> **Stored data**
· · · · · · ·

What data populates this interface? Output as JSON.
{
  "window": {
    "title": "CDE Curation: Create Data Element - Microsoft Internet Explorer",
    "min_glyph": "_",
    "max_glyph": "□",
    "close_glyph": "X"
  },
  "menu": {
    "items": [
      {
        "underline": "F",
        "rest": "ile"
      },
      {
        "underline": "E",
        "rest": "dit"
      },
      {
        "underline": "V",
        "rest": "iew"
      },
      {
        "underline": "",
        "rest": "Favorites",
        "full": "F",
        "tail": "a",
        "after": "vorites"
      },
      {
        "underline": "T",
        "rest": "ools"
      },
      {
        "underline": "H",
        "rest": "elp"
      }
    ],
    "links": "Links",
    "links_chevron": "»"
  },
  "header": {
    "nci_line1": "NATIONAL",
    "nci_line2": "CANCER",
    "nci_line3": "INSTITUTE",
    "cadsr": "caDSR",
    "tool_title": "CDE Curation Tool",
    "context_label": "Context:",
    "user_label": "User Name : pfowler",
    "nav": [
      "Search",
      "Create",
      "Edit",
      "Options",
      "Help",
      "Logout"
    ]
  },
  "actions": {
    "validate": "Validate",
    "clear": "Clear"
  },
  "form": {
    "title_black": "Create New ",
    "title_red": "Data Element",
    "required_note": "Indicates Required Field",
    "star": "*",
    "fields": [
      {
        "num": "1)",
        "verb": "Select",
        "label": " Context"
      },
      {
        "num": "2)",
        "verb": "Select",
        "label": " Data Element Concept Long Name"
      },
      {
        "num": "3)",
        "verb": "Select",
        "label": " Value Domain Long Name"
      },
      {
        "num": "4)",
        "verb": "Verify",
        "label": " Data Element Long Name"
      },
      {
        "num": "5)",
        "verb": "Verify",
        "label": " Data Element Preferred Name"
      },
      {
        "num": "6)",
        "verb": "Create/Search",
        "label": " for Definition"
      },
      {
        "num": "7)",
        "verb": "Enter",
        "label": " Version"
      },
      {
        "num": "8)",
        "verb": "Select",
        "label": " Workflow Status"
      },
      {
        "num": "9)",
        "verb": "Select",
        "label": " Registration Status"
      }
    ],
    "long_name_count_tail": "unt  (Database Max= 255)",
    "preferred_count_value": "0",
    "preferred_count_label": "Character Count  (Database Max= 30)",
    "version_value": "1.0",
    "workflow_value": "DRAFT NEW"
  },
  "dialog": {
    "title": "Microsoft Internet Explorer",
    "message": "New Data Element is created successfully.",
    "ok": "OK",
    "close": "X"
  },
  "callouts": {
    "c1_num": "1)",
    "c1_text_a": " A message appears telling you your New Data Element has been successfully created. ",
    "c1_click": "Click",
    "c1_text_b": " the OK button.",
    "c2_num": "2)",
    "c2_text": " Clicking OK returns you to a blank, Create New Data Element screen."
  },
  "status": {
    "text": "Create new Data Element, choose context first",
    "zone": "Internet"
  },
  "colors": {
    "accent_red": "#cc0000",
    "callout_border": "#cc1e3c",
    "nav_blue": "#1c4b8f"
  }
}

· · · · · · ·

> **YOUR TASK**
Return the full listing, character for character.

> **SOLUTION**
What data populates this interface? Output as JSON.
{
  "window": {
    "title": "CDE Curation: Create Data Element - Microsoft Internet Explorer",
    "min_glyph": "_",
    "max_glyph": "□",
    "close_glyph": "X"
  },
  "menu": {
    "items": [
      {
        "underline": "F",
        "rest": "ile"
      },
      {
        "underline": "E",
        "rest": "dit"
      },
      {
        "underline": "V",
        "rest": "iew"
      },
      {
        "underline": "",
        "rest": "Favorites",
        "full": "F",
        "tail": "a",
        "after": "vorites"
      },
      {
        "underline": "T",
        "rest": "ools"
      },
      {
        "underline": "H",
        "rest": "elp"
      }
    ],
    "links": "Links",
    "links_chevron": "»"
  },
  "header": {
    "nci_line1": "NATIONAL",
    "nci_line2": "CANCER",
    "nci_line3": "INSTITUTE",
    "cadsr": "caDSR",
    "tool_title": "CDE Curation Tool",
    "context_label": "Context:",
    "user_label": "User Name : pfowler",
    "nav": [
      "Search",
      "Create",
      "Edit",
      "Options",
      "Help",
      "Logout"
    ]
  },
  "actions": {
    "validate": "Validate",
    "clear": "Clear"
  },
  "form": {
    "title_black": "Create New ",
    "title_red": "Data Element",
    "required_note": "Indicates Required Field",
    "star": "*",
    "fields": [
      {
        "num": "1)",
        "verb": "Select",
        "label": " Context"
      },
      {
        "num": "2)",
        "verb": "Select",
        "label": " Data Element Concept Long Name"
      },
      {
        "num": "3)",
        "verb": "Select",
        "label": " Value Domain Long Name"
      },
      {
        "num": "4)",
        "verb": "Verify",
        "label": " Data Element Long Name"
      },
      {
        "num": "5)",
        "verb": "Verify",
        "label": " Data Element Preferred Name"
      },
      {
        "num": "6)",
        "verb": "Create/Search",
        "label": " for Definition"
      },
      {
        "num": "7)",
        "verb": "Enter",
        "label": " Version"
      },
      {
        "num": "8)",
        "verb": "Select",
        "label": " Workflow Status"
      },
      {
        "num": "9)",
        "verb": "Select",
        "label": " Registration Status"
      }
    ],
    "long_name_count_tail": "unt  (Database Max= 255)",
    "preferred_count_value": "0",
    "preferred_count_label": "Character Count  (Database Max= 30)",
    "version_value": "1.0",
    "workflow_value": "DRAFT NEW"
  },
  "dialog": {
    "title": "Microsoft Internet Explorer",
    "message": "New Data Element is created successfully.",
    "ok": "OK",
    "close": "X"
  },
  "callouts": {
    "c1_num": "1)",
    "c1_text_a": " A message appears telling you your New Data Element has been successfully created. ",
    "c1_click": "Click",
    "c1_text_b": " the OK button.",
    "c2_num": "2)",
    "c2_text": " Clicking OK returns you to a blank, Create New Data Element screen."
  },
  "status": {
    "text": "Create new Data Element, choose context first",
    "zone": "Internet"
  },
  "colors": {
    "accent_red": "#cc0000",
    "callout_border": "#cc1e3c",
    "nav_blue": "#1c4b8f"
  }
}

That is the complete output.